DIRECTIONS: Leave out the images and repeat the listing below without a single change.

MATERIAL FOR THIS TASK:
"""

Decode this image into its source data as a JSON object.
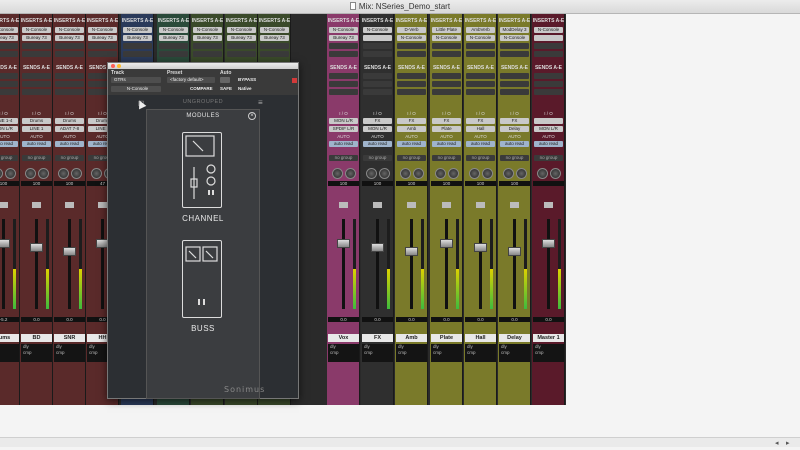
{
  "window": {
    "title": "Mix: NSeries_Demo_start"
  },
  "mixer": {
    "inserts_header": "INSERTS A-E",
    "sends_header": "SENDS A-E",
    "io_label": "I / O",
    "auto_label": "AUTO",
    "group_label": "no group",
    "strips": [
      {
        "name": "rums",
        "color": "#5a2a2a",
        "insert1": "N-Console",
        "insert2": "Bureay 73",
        "input": "MON L/R",
        "vol": "-5.2",
        "pan": "100",
        "dyn": "dly",
        "cmp": "cmp",
        "auto": "auto read",
        "io": "LINE 1-4"
      },
      {
        "name": "BD",
        "color": "#5a2a2a",
        "insert1": "N-Console",
        "insert2": "Bureay 73",
        "input": "LINE 1",
        "vol": "0.0",
        "pan": "100",
        "dyn": "dly",
        "cmp": "cmp",
        "auto": "auto read",
        "io": "Drums"
      },
      {
        "name": "SNR",
        "color": "#5a2a2a",
        "insert1": "N-Console",
        "insert2": "Bureay 73",
        "input": "ADAT 7-8",
        "vol": "0.0",
        "pan": "100",
        "dyn": "dly",
        "cmp": "cmp",
        "auto": "auto read",
        "io": "Drums"
      },
      {
        "name": "HH",
        "color": "#5a2a2a",
        "insert1": "N-Console",
        "insert2": "Bureay 73",
        "input": "LINE 5",
        "vol": "0.0",
        "pan": "47",
        "dyn": "dly",
        "cmp": "cmp",
        "auto": "auto read",
        "io": "Drums"
      },
      {
        "name": "",
        "color": "#2a3a5a",
        "insert1": "N-Console",
        "insert2": "Bureay 73",
        "input": "",
        "vol": "",
        "pan": "",
        "dyn": "",
        "cmp": "",
        "auto": "",
        "io": ""
      },
      {
        "name": "",
        "color": "#2a4a3a",
        "insert1": "N-Console",
        "insert2": "Bureay 73",
        "input": "",
        "vol": "",
        "pan": "",
        "dyn": "",
        "cmp": "",
        "auto": "",
        "io": ""
      },
      {
        "name": "",
        "color": "#3a4a2a",
        "insert1": "N-Console",
        "insert2": "Bureay 73",
        "input": "",
        "vol": "",
        "pan": "",
        "dyn": "",
        "cmp": "",
        "auto": "",
        "io": ""
      },
      {
        "name": "",
        "color": "#3a4a2a",
        "insert1": "N-Console",
        "insert2": "Bureay 73",
        "input": "",
        "vol": "",
        "pan": "",
        "dyn": "",
        "cmp": "",
        "auto": "",
        "io": ""
      },
      {
        "name": "devGTR2",
        "color": "#3a4a2a",
        "insert1": "N-Console",
        "insert2": "Bureay 73",
        "input": "GTRs",
        "vol": "0.0",
        "pan": "6",
        "dyn": "dly",
        "cmp": "cmp",
        "auto": "auto read",
        "io": "MON L/R"
      },
      {
        "name": "Vox",
        "color": "#8a3a6a",
        "insert1": "N-Console",
        "insert2": "Bureay 73",
        "input": "SPDIF L/R",
        "vol": "0.0",
        "pan": "100",
        "dyn": "dly",
        "cmp": "cmp",
        "auto": "auto read",
        "io": "MON L/R"
      },
      {
        "name": "FX",
        "color": "#2f2f2f",
        "insert1": "N-Console",
        "insert2": "",
        "input": "MON L/R",
        "vol": "0.0",
        "pan": "100",
        "dyn": "dly",
        "cmp": "cmp",
        "auto": "auto read",
        "io": "FX"
      },
      {
        "name": "Amb",
        "color": "#7a7a2a",
        "insert1": "D-Verb",
        "insert2": "N-Console",
        "input": "Amb",
        "vol": "0.0",
        "pan": "100",
        "dyn": "dly",
        "cmp": "cmp",
        "auto": "auto read",
        "io": "FX"
      },
      {
        "name": "Plate",
        "color": "#7a7a2a",
        "insert1": "Little Plate",
        "insert2": "N-Console",
        "input": "Plate",
        "vol": "0.0",
        "pan": "100",
        "dyn": "dly",
        "cmp": "cmp",
        "auto": "auto read",
        "io": "FX"
      },
      {
        "name": "Hall",
        "color": "#7a7a2a",
        "insert1": "AmbVerb",
        "insert2": "N-Console",
        "input": "Hall",
        "vol": "0.0",
        "pan": "100",
        "dyn": "dly",
        "cmp": "cmp",
        "auto": "auto read",
        "io": "FX"
      },
      {
        "name": "Delay",
        "color": "#7a7a2a",
        "insert1": "ModDelay 3",
        "insert2": "N-Console",
        "input": "Delay",
        "vol": "0.0",
        "pan": "100",
        "dyn": "dly",
        "cmp": "cmp",
        "auto": "auto read",
        "io": "FX"
      },
      {
        "name": "Master 1",
        "color": "#5a1a2a",
        "insert1": "N-Console",
        "insert2": "",
        "input": "MON L/R",
        "vol": "0.0",
        "pan": "",
        "dyn": "dly",
        "cmp": "cmp",
        "auto": "auto read",
        "io": ""
      }
    ]
  },
  "plugin": {
    "track_label": "Track",
    "track_value": "GTRs",
    "preset_label": "Preset",
    "preset_value": "<factory default>",
    "auto_label": "Auto",
    "plugin_name": "N-Console",
    "compare_label": "COMPARE",
    "bypass_label": "BYPASS",
    "safe_label": "SAFE",
    "native_label": "Native",
    "ungrouped_label": "UNGROUPED",
    "modules_title": "MODULES",
    "channel_label": "CHANNEL",
    "buss_label": "BUSS",
    "brand": "Sonimus"
  },
  "colors": {
    "accent_red": "#d23a3a",
    "meter_green": "#3dbb3d",
    "meter_yellow": "#ddd200"
  }
}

"""

FINAL RESULT:
Decode this image into its source data as a JSON object.
{
  "window": {
    "title": "Mix: NSeries_Demo_start"
  },
  "mixer": {
    "inserts_header": "INSERTS A-E",
    "sends_header": "SENDS A-E",
    "io_label": "I / O",
    "auto_label": "AUTO",
    "group_label": "no group",
    "strips": [
      {
        "name": "rums",
        "color": "#5a2a2a",
        "insert1": "N-Console",
        "insert2": "Bureay 73",
        "input": "MON L/R",
        "vol": "-5.2",
        "pan": "100",
        "dyn": "dly",
        "cmp": "cmp",
        "auto": "auto read",
        "io": "LINE 1-4"
      },
      {
        "name": "BD",
        "color": "#5a2a2a",
        "insert1": "N-Console",
        "insert2": "Bureay 73",
        "input": "LINE 1",
        "vol": "0.0",
        "pan": "100",
        "dyn": "dly",
        "cmp": "cmp",
        "auto": "auto read",
        "io": "Drums"
      },
      {
        "name": "SNR",
        "color": "#5a2a2a",
        "insert1": "N-Console",
        "insert2": "Bureay 73",
        "input": "ADAT 7-8",
        "vol": "0.0",
        "pan": "100",
        "dyn": "dly",
        "cmp": "cmp",
        "auto": "auto read",
        "io": "Drums"
      },
      {
        "name": "HH",
        "color": "#5a2a2a",
        "insert1": "N-Console",
        "insert2": "Bureay 73",
        "input": "LINE 5",
        "vol": "0.0",
        "pan": "47",
        "dyn": "dly",
        "cmp": "cmp",
        "auto": "auto read",
        "io": "Drums"
      },
      {
        "name": "",
        "color": "#2a3a5a",
        "insert1": "N-Console",
        "insert2": "Bureay 73",
        "input": "",
        "vol": "",
        "pan": "",
        "dyn": "",
        "cmp": "",
        "auto": "",
        "io": ""
      },
      {
        "name": "",
        "color": "#2a4a3a",
        "insert1": "N-Console",
        "insert2": "Bureay 73",
        "input": "",
        "vol": "",
        "pan": "",
        "dyn": "",
        "cmp": "",
        "auto": "",
        "io": ""
      },
      {
        "name": "",
        "color": "#3a4a2a",
        "insert1": "N-Console",
        "insert2": "Bureay 73",
        "input": "",
        "vol": "",
        "pan": "",
        "dyn": "",
        "cmp": "",
        "auto": "",
        "io": ""
      },
      {
        "name": "",
        "color": "#3a4a2a",
        "insert1": "N-Console",
        "insert2": "Bureay 73",
        "input": "",
        "vol": "",
        "pan": "",
        "dyn": "",
        "cmp": "",
        "auto": "",
        "io": ""
      },
      {
        "name": "devGTR2",
        "color": "#3a4a2a",
        "insert1": "N-Console",
        "insert2": "Bureay 73",
        "input": "GTRs",
        "vol": "0.0",
        "pan": "6",
        "dyn": "dly",
        "cmp": "cmp",
        "auto": "auto read",
        "io": "MON L/R"
      },
      {
        "name": "Vox",
        "color": "#8a3a6a",
        "insert1": "N-Console",
        "insert2": "Bureay 73",
        "input": "SPDIF L/R",
        "vol": "0.0",
        "pan": "100",
        "dyn": "dly",
        "cmp": "cmp",
        "auto": "auto read",
        "io": "MON L/R"
      },
      {
        "name": "FX",
        "color": "#2f2f2f",
        "insert1": "N-Console",
        "insert2": "",
        "input": "MON L/R",
        "vol": "0.0",
        "pan": "100",
        "dyn": "dly",
        "cmp": "cmp",
        "auto": "auto read",
        "io": "FX"
      },
      {
        "name": "Amb",
        "color": "#7a7a2a",
        "insert1": "D-Verb",
        "insert2": "N-Console",
        "input": "Amb",
        "vol": "0.0",
        "pan": "100",
        "dyn": "dly",
        "cmp": "cmp",
        "auto": "auto read",
        "io": "FX"
      },
      {
        "name": "Plate",
        "color": "#7a7a2a",
        "insert1": "Little Plate",
        "insert2": "N-Console",
        "input": "Plate",
        "vol": "0.0",
        "pan": "100",
        "dyn": "dly",
        "cmp": "cmp",
        "auto": "auto read",
        "io": "FX"
      },
      {
        "name": "Hall",
        "color": "#7a7a2a",
        "insert1": "AmbVerb",
        "insert2": "N-Console",
        "input": "Hall",
        "vol": "0.0",
        "pan": "100",
        "dyn": "dly",
        "cmp": "cmp",
        "auto": "auto read",
        "io": "FX"
      },
      {
        "name": "Delay",
        "color": "#7a7a2a",
        "insert1": "ModDelay 3",
        "insert2": "N-Console",
        "input": "Delay",
        "vol": "0.0",
        "pan": "100",
        "dyn": "dly",
        "cmp": "cmp",
        "auto": "auto read",
        "io": "FX"
      },
      {
        "name": "Master 1",
        "color": "#5a1a2a",
        "insert1": "N-Console",
        "insert2": "",
        "input": "MON L/R",
        "vol": "0.0",
        "pan": "",
        "dyn": "dly",
        "cmp": "cmp",
        "auto": "auto read",
        "io": ""
      }
    ]
  },
  "plugin": {
    "track_label": "Track",
    "track_value": "GTRs",
    "preset_label": "Preset",
    "preset_value": "<factory default>",
    "auto_label": "Auto",
    "plugin_name": "N-Console",
    "compare_label": "COMPARE",
    "bypass_label": "BYPASS",
    "safe_label": "SAFE",
    "native_label": "Native",
    "ungrouped_label": "UNGROUPED",
    "modules_title": "MODULES",
    "channel_label": "CHANNEL",
    "buss_label": "BUSS",
    "brand": "Sonimus"
  },
  "colors": {
    "accent_red": "#d23a3a",
    "meter_green": "#3dbb3d",
    "meter_yellow": "#ddd200"
  }
}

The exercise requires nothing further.